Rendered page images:
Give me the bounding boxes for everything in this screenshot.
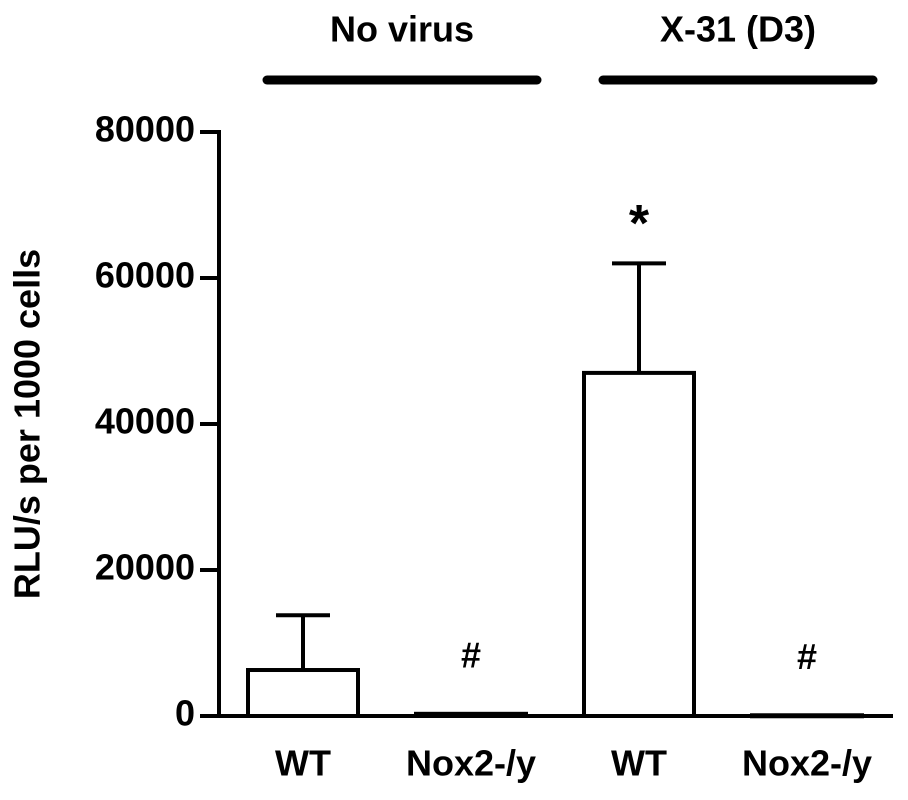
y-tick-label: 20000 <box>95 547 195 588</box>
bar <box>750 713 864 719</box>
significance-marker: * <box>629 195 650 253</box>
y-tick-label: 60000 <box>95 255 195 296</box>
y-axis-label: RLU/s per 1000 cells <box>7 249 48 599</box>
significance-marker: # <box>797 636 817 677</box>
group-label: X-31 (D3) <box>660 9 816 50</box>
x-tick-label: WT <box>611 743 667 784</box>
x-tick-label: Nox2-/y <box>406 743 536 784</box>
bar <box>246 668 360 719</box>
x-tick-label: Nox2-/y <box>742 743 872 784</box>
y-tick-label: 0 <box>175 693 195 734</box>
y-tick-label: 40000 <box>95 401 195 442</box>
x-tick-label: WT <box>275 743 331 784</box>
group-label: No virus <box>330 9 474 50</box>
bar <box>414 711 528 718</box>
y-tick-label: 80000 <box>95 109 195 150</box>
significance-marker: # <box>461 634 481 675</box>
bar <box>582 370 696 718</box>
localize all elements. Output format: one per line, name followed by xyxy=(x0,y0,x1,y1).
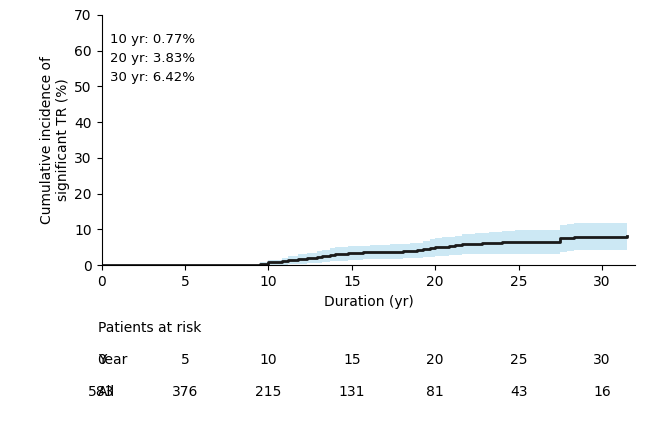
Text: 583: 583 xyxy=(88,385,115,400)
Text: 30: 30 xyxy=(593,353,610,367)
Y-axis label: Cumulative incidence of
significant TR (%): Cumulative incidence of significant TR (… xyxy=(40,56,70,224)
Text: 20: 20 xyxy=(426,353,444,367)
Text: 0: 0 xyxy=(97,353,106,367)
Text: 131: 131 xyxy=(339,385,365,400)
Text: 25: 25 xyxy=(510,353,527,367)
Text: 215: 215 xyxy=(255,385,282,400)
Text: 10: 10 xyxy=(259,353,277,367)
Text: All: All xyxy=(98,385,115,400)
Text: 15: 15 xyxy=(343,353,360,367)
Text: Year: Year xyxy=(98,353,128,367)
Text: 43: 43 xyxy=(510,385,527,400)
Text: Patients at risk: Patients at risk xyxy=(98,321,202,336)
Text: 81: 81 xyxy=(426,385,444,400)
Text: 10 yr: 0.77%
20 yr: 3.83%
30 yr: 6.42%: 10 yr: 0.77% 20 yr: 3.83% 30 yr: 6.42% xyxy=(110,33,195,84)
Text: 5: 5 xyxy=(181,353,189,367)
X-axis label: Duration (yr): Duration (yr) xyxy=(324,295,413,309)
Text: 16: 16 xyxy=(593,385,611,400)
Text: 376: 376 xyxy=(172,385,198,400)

#### [WHAT THIS TASK INVOLVES]
Output the records verbatim without pictures.

#### [REPLY TO THE TASK]
Give me the bounding boxes for everything in this screenshot.
y-tick-label: 20000 <box>95 547 195 588</box>
bar <box>750 713 864 719</box>
significance-marker: * <box>629 195 650 253</box>
y-tick-label: 60000 <box>95 255 195 296</box>
y-axis-label: RLU/s per 1000 cells <box>7 249 48 599</box>
significance-marker: # <box>797 636 817 677</box>
group-label: X-31 (D3) <box>660 9 816 50</box>
x-tick-label: WT <box>611 743 667 784</box>
x-tick-label: Nox2-/y <box>406 743 536 784</box>
bar <box>246 668 360 719</box>
x-tick-label: Nox2-/y <box>742 743 872 784</box>
y-tick-label: 0 <box>175 693 195 734</box>
y-tick-label: 40000 <box>95 401 195 442</box>
x-tick-label: WT <box>275 743 331 784</box>
group-label: No virus <box>330 9 474 50</box>
bar <box>414 711 528 718</box>
y-tick-label: 80000 <box>95 109 195 150</box>
significance-marker: # <box>461 634 481 675</box>
bar <box>582 370 696 718</box>
localize all elements. Output format: one per line, name followed by xyxy=(x0,y0,x1,y1).
Text: 583: 583 xyxy=(88,385,115,400)
Text: 30: 30 xyxy=(593,353,610,367)
Y-axis label: Cumulative incidence of
significant TR (%): Cumulative incidence of significant TR (… xyxy=(40,56,70,224)
Text: 20: 20 xyxy=(426,353,444,367)
Text: 0: 0 xyxy=(97,353,106,367)
Text: 131: 131 xyxy=(339,385,365,400)
Text: 25: 25 xyxy=(510,353,527,367)
Text: 215: 215 xyxy=(255,385,282,400)
Text: 10: 10 xyxy=(259,353,277,367)
Text: All: All xyxy=(98,385,115,400)
Text: 15: 15 xyxy=(343,353,360,367)
Text: Year: Year xyxy=(98,353,128,367)
Text: 43: 43 xyxy=(510,385,527,400)
Text: Patients at risk: Patients at risk xyxy=(98,321,202,336)
Text: 81: 81 xyxy=(426,385,444,400)
Text: 10 yr: 0.77%
20 yr: 3.83%
30 yr: 6.42%: 10 yr: 0.77% 20 yr: 3.83% 30 yr: 6.42% xyxy=(110,33,195,84)
Text: 5: 5 xyxy=(181,353,189,367)
X-axis label: Duration (yr): Duration (yr) xyxy=(324,295,413,309)
Text: 16: 16 xyxy=(593,385,611,400)
Text: 376: 376 xyxy=(172,385,198,400)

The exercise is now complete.